> [YOUR TASK] Wherever a line holds the word "have", copy that line from the data.

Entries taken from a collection
☆ ☆ ☆
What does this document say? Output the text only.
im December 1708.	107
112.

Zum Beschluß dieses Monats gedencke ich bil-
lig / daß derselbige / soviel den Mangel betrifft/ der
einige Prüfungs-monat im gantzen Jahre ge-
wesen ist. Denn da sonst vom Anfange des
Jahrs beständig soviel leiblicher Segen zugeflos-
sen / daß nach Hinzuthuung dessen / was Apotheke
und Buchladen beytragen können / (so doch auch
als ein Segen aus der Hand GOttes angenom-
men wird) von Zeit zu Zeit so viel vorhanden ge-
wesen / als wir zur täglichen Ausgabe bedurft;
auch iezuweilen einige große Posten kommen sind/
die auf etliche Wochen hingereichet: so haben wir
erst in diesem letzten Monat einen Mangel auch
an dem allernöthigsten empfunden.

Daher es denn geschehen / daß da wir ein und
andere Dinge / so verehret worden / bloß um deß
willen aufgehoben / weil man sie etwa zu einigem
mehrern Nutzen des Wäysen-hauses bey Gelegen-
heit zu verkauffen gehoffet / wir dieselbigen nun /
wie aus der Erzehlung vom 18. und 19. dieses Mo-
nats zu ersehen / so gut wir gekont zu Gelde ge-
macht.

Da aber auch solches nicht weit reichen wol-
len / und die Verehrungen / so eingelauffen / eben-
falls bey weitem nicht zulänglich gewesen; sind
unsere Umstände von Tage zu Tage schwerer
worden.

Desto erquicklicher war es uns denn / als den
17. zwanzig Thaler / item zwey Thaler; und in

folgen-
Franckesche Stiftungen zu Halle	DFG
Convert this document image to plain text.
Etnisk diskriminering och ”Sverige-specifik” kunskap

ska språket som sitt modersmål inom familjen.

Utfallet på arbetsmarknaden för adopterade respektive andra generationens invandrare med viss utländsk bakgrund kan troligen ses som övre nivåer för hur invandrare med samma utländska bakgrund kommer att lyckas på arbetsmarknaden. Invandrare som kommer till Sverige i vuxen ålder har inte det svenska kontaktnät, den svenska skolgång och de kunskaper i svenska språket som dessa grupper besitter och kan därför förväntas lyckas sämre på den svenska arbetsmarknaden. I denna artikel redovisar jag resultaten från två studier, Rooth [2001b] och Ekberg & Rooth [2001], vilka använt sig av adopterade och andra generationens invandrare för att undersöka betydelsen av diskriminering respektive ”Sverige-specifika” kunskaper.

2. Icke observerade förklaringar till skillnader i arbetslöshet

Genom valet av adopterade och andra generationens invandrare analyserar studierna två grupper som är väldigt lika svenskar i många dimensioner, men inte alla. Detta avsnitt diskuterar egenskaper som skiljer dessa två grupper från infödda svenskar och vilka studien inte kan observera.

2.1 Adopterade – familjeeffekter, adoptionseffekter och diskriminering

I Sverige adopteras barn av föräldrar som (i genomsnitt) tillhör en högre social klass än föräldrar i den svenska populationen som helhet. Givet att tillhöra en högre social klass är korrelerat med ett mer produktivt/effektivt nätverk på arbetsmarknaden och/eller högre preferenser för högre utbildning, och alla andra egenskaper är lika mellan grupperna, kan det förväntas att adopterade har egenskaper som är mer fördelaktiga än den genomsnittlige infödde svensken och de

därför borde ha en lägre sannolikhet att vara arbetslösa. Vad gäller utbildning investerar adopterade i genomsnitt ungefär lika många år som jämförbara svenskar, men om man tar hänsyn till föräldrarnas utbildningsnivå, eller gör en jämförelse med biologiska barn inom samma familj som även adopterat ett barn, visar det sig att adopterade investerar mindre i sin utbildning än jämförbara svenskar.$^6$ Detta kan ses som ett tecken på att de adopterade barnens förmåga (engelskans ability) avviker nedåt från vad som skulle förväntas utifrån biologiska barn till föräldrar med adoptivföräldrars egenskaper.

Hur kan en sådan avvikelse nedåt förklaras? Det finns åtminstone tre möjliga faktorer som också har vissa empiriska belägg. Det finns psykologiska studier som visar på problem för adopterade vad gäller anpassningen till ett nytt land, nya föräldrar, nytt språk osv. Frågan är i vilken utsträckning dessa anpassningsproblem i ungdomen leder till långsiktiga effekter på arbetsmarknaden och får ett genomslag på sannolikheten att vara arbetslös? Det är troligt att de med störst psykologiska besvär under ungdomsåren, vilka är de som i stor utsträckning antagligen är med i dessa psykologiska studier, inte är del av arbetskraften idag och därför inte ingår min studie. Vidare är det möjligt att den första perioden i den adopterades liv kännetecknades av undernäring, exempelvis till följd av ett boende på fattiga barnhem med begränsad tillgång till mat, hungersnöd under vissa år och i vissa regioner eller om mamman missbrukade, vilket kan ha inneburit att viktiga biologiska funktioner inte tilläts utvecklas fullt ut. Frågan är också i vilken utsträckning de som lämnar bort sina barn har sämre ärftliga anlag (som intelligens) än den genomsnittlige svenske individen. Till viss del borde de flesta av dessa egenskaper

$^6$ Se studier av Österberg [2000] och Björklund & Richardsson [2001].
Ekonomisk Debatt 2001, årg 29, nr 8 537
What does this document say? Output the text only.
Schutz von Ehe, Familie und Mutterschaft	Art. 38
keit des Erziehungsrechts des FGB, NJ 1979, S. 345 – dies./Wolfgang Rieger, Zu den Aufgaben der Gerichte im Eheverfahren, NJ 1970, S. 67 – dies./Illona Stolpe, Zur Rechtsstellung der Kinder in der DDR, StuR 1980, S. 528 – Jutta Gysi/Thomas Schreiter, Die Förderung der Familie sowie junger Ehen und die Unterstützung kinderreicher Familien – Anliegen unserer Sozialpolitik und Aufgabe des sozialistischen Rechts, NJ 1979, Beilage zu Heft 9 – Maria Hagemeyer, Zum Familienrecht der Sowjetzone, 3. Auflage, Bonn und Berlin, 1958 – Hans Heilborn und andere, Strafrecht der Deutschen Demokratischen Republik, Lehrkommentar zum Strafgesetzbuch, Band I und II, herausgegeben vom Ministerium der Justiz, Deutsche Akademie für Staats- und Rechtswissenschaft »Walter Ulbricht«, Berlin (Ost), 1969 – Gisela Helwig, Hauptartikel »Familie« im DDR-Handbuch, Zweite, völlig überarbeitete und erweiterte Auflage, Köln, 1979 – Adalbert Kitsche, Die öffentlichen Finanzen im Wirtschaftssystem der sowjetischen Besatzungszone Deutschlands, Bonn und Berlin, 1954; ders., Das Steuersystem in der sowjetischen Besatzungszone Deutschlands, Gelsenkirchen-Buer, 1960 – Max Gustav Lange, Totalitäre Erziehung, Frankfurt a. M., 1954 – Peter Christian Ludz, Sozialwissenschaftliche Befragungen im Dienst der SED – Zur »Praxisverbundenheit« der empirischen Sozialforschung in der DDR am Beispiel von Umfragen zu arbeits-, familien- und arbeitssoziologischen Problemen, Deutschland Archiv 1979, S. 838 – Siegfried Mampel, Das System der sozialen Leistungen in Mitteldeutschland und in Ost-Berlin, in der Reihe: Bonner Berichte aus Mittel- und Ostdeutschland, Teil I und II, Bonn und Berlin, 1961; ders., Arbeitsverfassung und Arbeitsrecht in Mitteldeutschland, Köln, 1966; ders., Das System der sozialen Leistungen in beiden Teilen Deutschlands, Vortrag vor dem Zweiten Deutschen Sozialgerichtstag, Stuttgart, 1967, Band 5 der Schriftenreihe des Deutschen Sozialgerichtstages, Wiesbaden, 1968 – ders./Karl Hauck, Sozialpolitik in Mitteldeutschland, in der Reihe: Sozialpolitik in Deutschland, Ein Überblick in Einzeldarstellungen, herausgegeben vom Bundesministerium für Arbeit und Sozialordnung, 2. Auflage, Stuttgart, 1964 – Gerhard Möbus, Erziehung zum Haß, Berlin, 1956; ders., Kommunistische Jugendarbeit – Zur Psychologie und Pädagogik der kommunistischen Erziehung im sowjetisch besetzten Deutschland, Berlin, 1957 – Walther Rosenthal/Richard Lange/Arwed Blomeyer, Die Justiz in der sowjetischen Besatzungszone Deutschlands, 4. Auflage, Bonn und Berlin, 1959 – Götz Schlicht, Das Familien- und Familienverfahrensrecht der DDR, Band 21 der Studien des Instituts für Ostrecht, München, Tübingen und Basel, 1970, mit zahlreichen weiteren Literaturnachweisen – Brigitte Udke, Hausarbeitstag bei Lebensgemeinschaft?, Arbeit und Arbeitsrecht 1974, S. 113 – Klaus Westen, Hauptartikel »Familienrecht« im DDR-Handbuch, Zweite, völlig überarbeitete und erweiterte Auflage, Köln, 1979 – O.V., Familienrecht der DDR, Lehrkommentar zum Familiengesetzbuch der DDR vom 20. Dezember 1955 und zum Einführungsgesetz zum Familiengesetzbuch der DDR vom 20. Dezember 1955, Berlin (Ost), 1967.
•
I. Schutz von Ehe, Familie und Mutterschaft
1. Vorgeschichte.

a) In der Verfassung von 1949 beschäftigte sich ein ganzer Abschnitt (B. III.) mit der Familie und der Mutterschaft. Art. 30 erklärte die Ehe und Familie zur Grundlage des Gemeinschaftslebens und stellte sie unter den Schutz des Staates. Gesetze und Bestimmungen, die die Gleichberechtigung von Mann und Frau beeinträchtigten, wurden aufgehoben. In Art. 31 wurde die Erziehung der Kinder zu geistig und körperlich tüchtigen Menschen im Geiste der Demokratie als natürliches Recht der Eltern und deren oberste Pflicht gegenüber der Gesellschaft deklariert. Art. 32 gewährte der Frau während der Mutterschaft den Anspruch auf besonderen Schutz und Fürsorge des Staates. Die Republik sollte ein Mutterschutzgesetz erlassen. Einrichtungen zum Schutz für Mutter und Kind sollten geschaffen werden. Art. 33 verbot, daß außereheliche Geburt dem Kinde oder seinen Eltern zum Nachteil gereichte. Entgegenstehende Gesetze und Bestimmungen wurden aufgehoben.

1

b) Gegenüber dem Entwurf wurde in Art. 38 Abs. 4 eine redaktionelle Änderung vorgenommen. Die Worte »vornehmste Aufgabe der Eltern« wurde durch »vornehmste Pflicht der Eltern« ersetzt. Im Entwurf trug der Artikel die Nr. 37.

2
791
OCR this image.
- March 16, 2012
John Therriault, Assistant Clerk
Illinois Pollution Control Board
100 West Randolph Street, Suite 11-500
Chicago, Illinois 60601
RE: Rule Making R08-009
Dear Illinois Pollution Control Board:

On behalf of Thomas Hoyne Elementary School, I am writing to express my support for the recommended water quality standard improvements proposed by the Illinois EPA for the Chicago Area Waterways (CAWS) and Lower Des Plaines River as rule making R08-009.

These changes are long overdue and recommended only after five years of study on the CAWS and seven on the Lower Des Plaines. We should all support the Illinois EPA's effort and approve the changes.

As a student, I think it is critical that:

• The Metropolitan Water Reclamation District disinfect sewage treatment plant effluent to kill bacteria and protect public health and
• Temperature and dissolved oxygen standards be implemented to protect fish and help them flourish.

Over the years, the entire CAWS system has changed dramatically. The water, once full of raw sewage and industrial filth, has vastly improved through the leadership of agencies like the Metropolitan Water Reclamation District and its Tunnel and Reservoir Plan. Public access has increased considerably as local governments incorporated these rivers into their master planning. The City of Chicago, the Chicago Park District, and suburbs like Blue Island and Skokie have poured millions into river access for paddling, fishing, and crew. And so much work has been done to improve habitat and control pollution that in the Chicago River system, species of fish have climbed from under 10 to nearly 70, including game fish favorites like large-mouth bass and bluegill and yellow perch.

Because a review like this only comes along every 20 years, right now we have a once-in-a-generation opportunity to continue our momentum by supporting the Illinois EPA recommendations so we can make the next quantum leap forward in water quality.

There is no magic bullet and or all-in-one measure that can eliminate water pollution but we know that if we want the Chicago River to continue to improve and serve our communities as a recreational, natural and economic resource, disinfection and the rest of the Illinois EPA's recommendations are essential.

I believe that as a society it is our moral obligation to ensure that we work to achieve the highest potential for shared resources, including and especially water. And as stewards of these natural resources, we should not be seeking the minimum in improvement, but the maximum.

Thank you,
☆ ☆ ☆
> [OUTPUT OF THE TASK]
Over the years, the entire CAWS system has changed dramatically. The water, once full of raw sewage and industrial filth, has vastly improved through the leadership of agencies like the Metropolitan Water Reclamation District and its Tunnel and Reservoir Plan. Public access has increased considerably as local governments incorporated these rivers into their master planning. The City of Chicago, the Chicago Park District, and suburbs like Blue Island and Skokie have poured millions into river access for paddling, fishing, and crew. And so much work has been done to improve habitat and control pollution that in the Chicago River system, species of fish have climbed from under 10 to nearly 70, including game fish favorites like large-mouth bass and bluegill and yellow perch.
Because a review like this only comes along every 20 years, right now we have a once-in-a-generation opportunity to continue our momentum by supporting the Illinois EPA recommendations so we can make the next quantum leap forward in water quality.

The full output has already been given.